Available records ▸
# # #

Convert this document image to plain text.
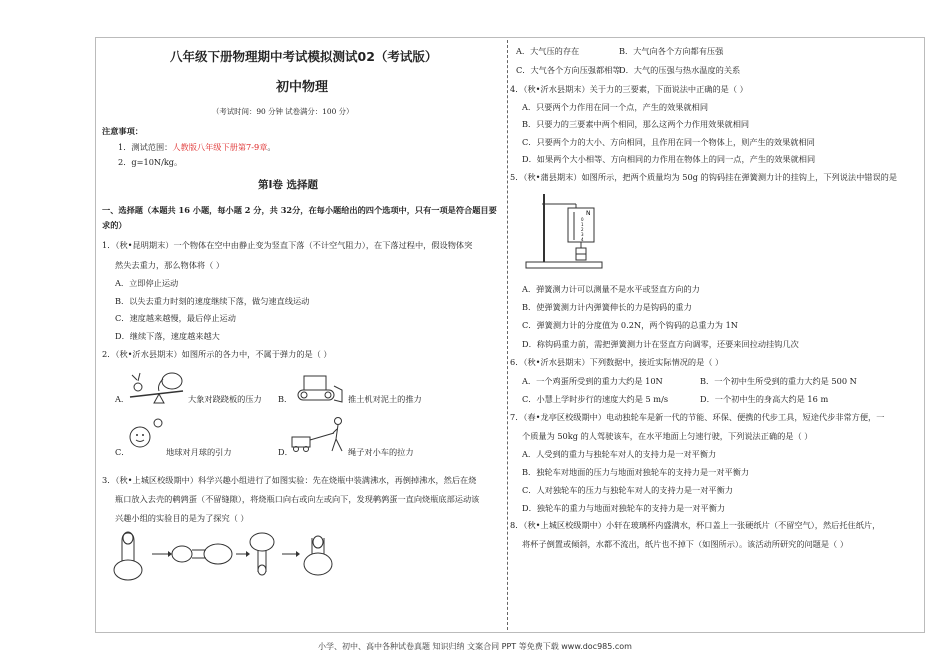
八年级下册物理期中考试模拟测试02（考试版）
初中物理
（考试时间：90 分钟 试卷满分：100 分）
注意事项：
1．测试范围：人教版八年级下册第7-9章。
2．g=10N/kg。
第Ⅰ卷 选择题
一、选择题（本题共 16 小题，每小题 2 分，共 32分，在每小题给出的四个选项中，只有一项是符合题目要
求的）
1．（秋•昆明期末）一个物体在空中由静止变为竖直下落（不计空气阻力），在下落过程中，假设物体突
然失去重力，那么物体将（ ）
A．立即停止运动
B．以失去重力时刻的速度继续下落，做匀速直线运动
C．速度越来越慢，最后停止运动
D．继续下落，速度越来越大
2．（秋•沂水县期末）如图所示的各力中，不属于弹力的是（ ）
A．	大象对跷跷板的压力 B．	推土机对泥土的推力
C．	地球对月球的引力	D．	绳子对小车的拉力
3．（秋•上城区校级期中）科学兴趣小组进行了如图实验：先在烧瓶中装满沸水，再倒掉沸水，然后在烧
瓶口放入去壳的鹌鹑蛋（不留缝隙），将烧瓶口向右或向左或向下，发现鹌鹑蛋一直向烧瓶底部运动该
兴趣小组的实验目的是为了探究（ ）
A．大气压的存在	B．大气向各个方向都有压强
C．大气各个方向压强都相等
D．大气的压强与热水温度的关系
4．（秋•沂水县期末）关于力的三要素，下面说法中正确的是（ ）
A．只要两个力作用在同一个点，产生的效果就相同
B．只要力的三要素中两个相同，那么这两个力作用效果就相同
C．只要两个力的大小、方向相同，且作用在同一个物体上，则产生的效果就相同
D．如果两个大小相等、方向相同的力作用在物体上的同一点，产生的效果就相同
5．（秋•蒲县期末）如图所示，把两个质量均为 50g 的钩码挂在弹簧测力计的挂钩上，下列说法中错误的是
N
0
1
2
3
4
A．弹簧测力计可以测量不是水平或竖直方向的力
B．使弹簧测力计内弹簧伸长的力是钩码的重力
C．弹簧测力计的分度值为 0.2N，两个钩码的总重力为 1N
D．称钩码重力前，需把弹簧测力计在竖直方向调零，还要来回拉动挂钩几次
6．（秋•沂水县期末）下列数据中，接近实际情况的是（ ）
A．一个鸡蛋所受到的重力大约是 10N	B．一个初中生所受到的重力大约是 500 N
C．小慧上学时步行的速度大约是 5 m/s	D．一个初中生的身高大约是 16 m
7．（春•龙亭区校级期中）电动独轮车是新一代的节能、环保、便携的代步工具，短途代步非常方便，一
个质量为 50kg 的人驾驶该车，在水平地面上匀速行驶，下列说法正确的是（ ）
A．人受到的重力与独轮车对人的支持力是一对平衡力
B．独轮车对地面的压力与地面对独轮车的支持力是一对平衡力
C．人对独轮车的压力与独轮车对人的支持力是一对平衡力
D．独轮车的重力与地面对独轮车的支持力是一对平衡力
8．（秋•上城区校级期中）小轩在玻璃杯内盛满水，杯口盖上一张硬纸片（不留空气），然后托住纸片，
将杯子倒置或倾斜，水都不流出，纸片也不掉下（如图所示）。该活动所研究的问题是（ ）
小学、初中、高中各种试卷真题 知识归纳 文案合同 PPT 等免费下载 www.doc985.com
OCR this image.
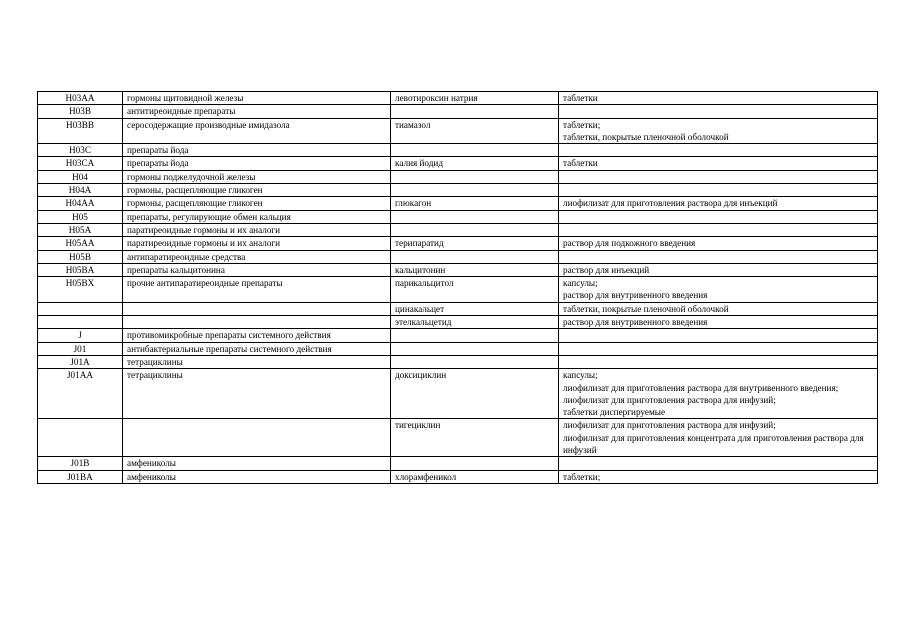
H03AA	гормоны щитовидной железы	левотироксин натрия	таблетки

H03B	антитиреоидные препараты		
H03BB	серосодержащие производные имидазола	тиамазол	таблетки;
таблетки, покрытые пленочной оболочкой

H03C	препараты йода		
H03CA	препараты йода	калия йодид	таблетки

H04	гормоны поджелудочной железы		
H04A	гормоны, расщепляющие гликоген		
H04AA	гормоны, расщепляющие гликоген	глюкагон	лиофилизат для приготовления раствора для инъекций

H05	препараты, регулирующие обмен кальция		
H05A	паратиреоидные гормоны и их аналоги		
H05AA	паратиреоидные гормоны и их аналоги	терипаратид	раствор для подкожного введения

H05B	антипаратиреоидные средства		
H05BA	препараты кальцитонина	кальцитонин	раствор для инъекций

H05BX	прочие антипаратиреоидные препараты	парикальцитол	капсулы;
раствор для внутривенного введения

		цинакальцет	таблетки, покрытые пленочной оболочкой

		этелкальцетид	раствор для внутривенного введения

J	противомикробные препараты системного действия		
J01	антибактериальные препараты системного действия		
J01A	тетрациклины		
J01AA	тетрациклины	доксициклин	капсулы;
лиофилизат для приготовления раствора для внутривенного введения;
лиофилизат для приготовления раствора для инфузий;
таблетки диспергируемые

		тигециклин	лиофилизат для приготовления раствора для инфузий;
лиофилизат для приготовления концентрата для приготовления раствора для инфузий

J01B	амфениколы		
J01BA	амфениколы	хлорамфеникол	таблетки;
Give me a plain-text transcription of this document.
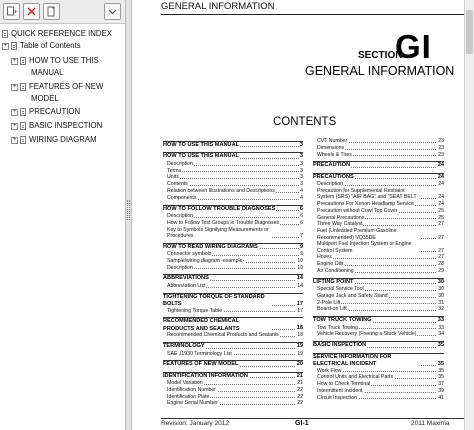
QUICK REFERENCE INDEX
+ Table of Contents
+ HOW TO USE THIS
MANUAL
+ FEATURES OF NEW
MODEL
+ PRECAUTION
+ BASIC INSPECTION
+ WIRING DIAGRAM
GENERAL INFORMATION
GI
SECTION
GENERAL INFORMATION
CONTENTS
HOW TO USE THIS MANUAL	3
HOW TO USE THIS MANUAL	3
Description	3
Terms	3
Units	3
Contents	3
Relation between Illustrations and Descriptions	4
Components	4
HOW TO FOLLOW TROUBLE DIAGNOSES	6
Description	6
How to Follow Test Groups in Trouble Diagnoses	6
Key to Symbols Signifying Measurements or Procedures	7
HOW TO READ WIRING DIAGRAMS	9
Connector symbols	9
Sample/wiring diagram -example-	10
Description	10
ABBREVIATIONS	14
Abbreviation List	14
TIGHTENING TORQUE OF STANDARD BOLTS	17
Tightening Torque Table	17
RECOMMENDED CHEMICAL PRODUCTS AND SEALANTS	18
Recommended Chemical Products and Sealants	18
TERMINOLOGY	19
SAE J1930 Terminology List	19
FEATURES OF NEW MODEL	20
IDENTIFICATION INFORMATION	21
Model Variation	21
Identification Number	22
Identification Plate	22
Engine Serial Number	22
CVT Number	23
Dimensions	23
Wheels & Tires	23
PRECAUTION	24
PRECAUTIONS	24
Description	24
Precaution for Supplemental Restraint System (SRS) "AIR BAG" and "SEAT BELT	24
Precautions For Xenon Headlamp Service	24
Precaution without Cowl Top Cover	25
General Precautions	25
Three Way Catalyst	27
Fuel (Unleaded Premium Gasoline Recommended) VQ35DE	27
Multiport Fuel Injection System or Engine Control System	27
Hoses	27
Engine Oils	28
Air Conditioning	29
LIFTING POINT	30
Special Service Tool	30
Garage Jack and Safety Stand	30
2-Pole Lift	31
Board-on Lift	32
TOW TRUCK TOWING	33
Tow Truck Towing	33
Vehicle Recovery (Freeing a Stuck Vehicle)	34
BASIC INSPECTION	35
SERVICE INFORMATION FOR ELECTRICAL INCIDENT	35
Work Flow	35
Control Units and Electrical Parts	35
How to Check Terminal	37
Intermittent Incident	39
Circuit Inspection	41
Revision: January 2012	GI-1	2011 Maxima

# # #

What is required ▸ Output a faithful copy of the data, with each picture left out.

Solution to this task ▸
Convert this document image to plain text.
八年级下册物理期中考试模拟测试02（考试版）
初中物理
（考试时间：90 分钟 试卷满分：100 分）
注意事项：
1．测试范围：人教版八年级下册第7-9章。
2．g=10N/kg。
第Ⅰ卷 选择题
一、选择题（本题共 16 小题，每小题 2 分，共 32分，在每小题给出的四个选项中，只有一项是符合题目要
求的）
1．（秋•昆明期末）一个物体在空中由静止变为竖直下落（不计空气阻力），在下落过程中，假设物体突
然失去重力，那么物体将（ ）
A．立即停止运动
B．以失去重力时刻的速度继续下落，做匀速直线运动
C．速度越来越慢，最后停止运动
D．继续下落，速度越来越大
2．（秋•沂水县期末）如图所示的各力中，不属于弹力的是（ ）
A．	大象对跷跷板的压力 B．	推土机对泥土的推力
C．	地球对月球的引力	D．	绳子对小车的拉力
3．（秋•上城区校级期中）科学兴趣小组进行了如图实验：先在烧瓶中装满沸水，再倒掉沸水，然后在烧
瓶口放入去壳的鹌鹑蛋（不留缝隙），将烧瓶口向右或向左或向下，发现鹌鹑蛋一直向烧瓶底部运动该
兴趣小组的实验目的是为了探究（ ）
A．大气压的存在	B．大气向各个方向都有压强
C．大气各个方向压强都相等
D．大气的压强与热水温度的关系
4．（秋•沂水县期末）关于力的三要素，下面说法中正确的是（ ）
A．只要两个力作用在同一个点，产生的效果就相同
B．只要力的三要素中两个相同，那么这两个力作用效果就相同
C．只要两个力的大小、方向相同，且作用在同一个物体上，则产生的效果就相同
D．如果两个大小相等、方向相同的力作用在物体上的同一点，产生的效果就相同
5．（秋•蒲县期末）如图所示，把两个质量均为 50g 的钩码挂在弹簧测力计的挂钩上，下列说法中错误的是
N
0
1
2
3
4
A．弹簧测力计可以测量不是水平或竖直方向的力
B．使弹簧测力计内弹簧伸长的力是钩码的重力
C．弹簧测力计的分度值为 0.2N，两个钩码的总重力为 1N
D．称钩码重力前，需把弹簧测力计在竖直方向调零，还要来回拉动挂钩几次
6．（秋•沂水县期末）下列数据中，接近实际情况的是（ ）
A．一个鸡蛋所受到的重力大约是 10N	B．一个初中生所受到的重力大约是 500 N
C．小慧上学时步行的速度大约是 5 m/s	D．一个初中生的身高大约是 16 m
7．（春•龙亭区校级期中）电动独轮车是新一代的节能、环保、便携的代步工具，短途代步非常方便，一
个质量为 50kg 的人驾驶该车，在水平地面上匀速行驶，下列说法正确的是（ ）
A．人受到的重力与独轮车对人的支持力是一对平衡力
B．独轮车对地面的压力与地面对独轮车的支持力是一对平衡力
C．人对独轮车的压力与独轮车对人的支持力是一对平衡力
D．独轮车的重力与地面对独轮车的支持力是一对平衡力
8．（秋•上城区校级期中）小轩在玻璃杯内盛满水，杯口盖上一张硬纸片（不留空气），然后托住纸片，
将杯子倒置或倾斜，水都不流出，纸片也不掉下（如图所示）。该活动所研究的问题是（ ）
小学、初中、高中各种试卷真题 知识归纳 文案合同 PPT 等免费下载 www.doc985.com
OCR this image.
H03AA	гормоны щитовидной железы	левотироксин натрия	таблетки

H03B	антитиреоидные препараты		
H03BB	серосодержащие производные имидазола	тиамазол	таблетки;
таблетки, покрытые пленочной оболочкой

H03C	препараты йода		
H03CA	препараты йода	калия йодид	таблетки

H04	гормоны поджелудочной железы		
H04A	гормоны, расщепляющие гликоген		
H04AA	гормоны, расщепляющие гликоген	глюкагон	лиофилизат для приготовления раствора для инъекций

H05	препараты, регулирующие обмен кальция		
H05A	паратиреоидные гормоны и их аналоги		
H05AA	паратиреоидные гормоны и их аналоги	терипаратид	раствор для подкожного введения

H05B	антипаратиреоидные средства		
H05BA	препараты кальцитонина	кальцитонин	раствор для инъекций

H05BX	прочие антипаратиреоидные препараты	парикальцитол	капсулы;
раствор для внутривенного введения

		цинакальцет	таблетки, покрытые пленочной оболочкой

		этелкальцетид	раствор для внутривенного введения

J	противомикробные препараты системного действия		
J01	антибактериальные препараты системного действия		
J01A	тетрациклины		
J01AA	тетрациклины	доксициклин	капсулы;
лиофилизат для приготовления раствора для внутривенного введения;
лиофилизат для приготовления раствора для инфузий;
таблетки диспергируемые

		тигециклин	лиофилизат для приготовления раствора для инфузий;
лиофилизат для приготовления концентрата для приготовления раствора для инфузий

J01B	амфениколы		
J01BA	амфениколы	хлорамфеникол	таблетки;
Give me a plain-text transcription of this document.
QUICK REFERENCE INDEX
+ Table of Contents
+ HOW TO USE THIS
MANUAL
+ FEATURES OF NEW
MODEL
+ PRECAUTION
+ BASIC INSPECTION
+ WIRING DIAGRAM
GENERAL INFORMATION
GI
SECTION
GENERAL INFORMATION
CONTENTS
HOW TO USE THIS MANUAL	3
HOW TO USE THIS MANUAL	3
Description	3
Terms	3
Units	3
Contents	3
Relation between Illustrations and Descriptions	4
Components	4
HOW TO FOLLOW TROUBLE DIAGNOSES	6
Description	6
How to Follow Test Groups in Trouble Diagnoses	6
Key to Symbols Signifying Measurements or Procedures	7
HOW TO READ WIRING DIAGRAMS	9
Connector symbols	9
Sample/wiring diagram -example-	10
Description	10
ABBREVIATIONS	14
Abbreviation List	14
TIGHTENING TORQUE OF STANDARD BOLTS	17
Tightening Torque Table	17
RECOMMENDED CHEMICAL PRODUCTS AND SEALANTS	18
Recommended Chemical Products and Sealants	18
TERMINOLOGY	19
SAE J1930 Terminology List	19
FEATURES OF NEW MODEL	20
IDENTIFICATION INFORMATION	21
Model Variation	21
Identification Number	22
Identification Plate	22
Engine Serial Number	22
CVT Number	23
Dimensions	23
Wheels & Tires	23
PRECAUTION	24
PRECAUTIONS	24
Description	24
Precaution for Supplemental Restraint System (SRS) "AIR BAG" and "SEAT BELT	24
Precautions For Xenon Headlamp Service	24
Precaution without Cowl Top Cover	25
General Precautions	25
Three Way Catalyst	27
Fuel (Unleaded Premium Gasoline Recommended) VQ35DE	27
Multiport Fuel Injection System or Engine Control System	27
Hoses	27
Engine Oils	28
Air Conditioning	29
LIFTING POINT	30
Special Service Tool	30
Garage Jack and Safety Stand	30
2-Pole Lift	31
Board-on Lift	32
TOW TRUCK TOWING	33
Tow Truck Towing	33
Vehicle Recovery (Freeing a Stuck Vehicle)	34
BASIC INSPECTION	35
SERVICE INFORMATION FOR ELECTRICAL INCIDENT	35
Work Flow	35
Control Units and Electrical Parts	35
How to Check Terminal	37
Intermittent Incident	39
Circuit Inspection	41
Revision: January 2012	GI-1	2011 Maxima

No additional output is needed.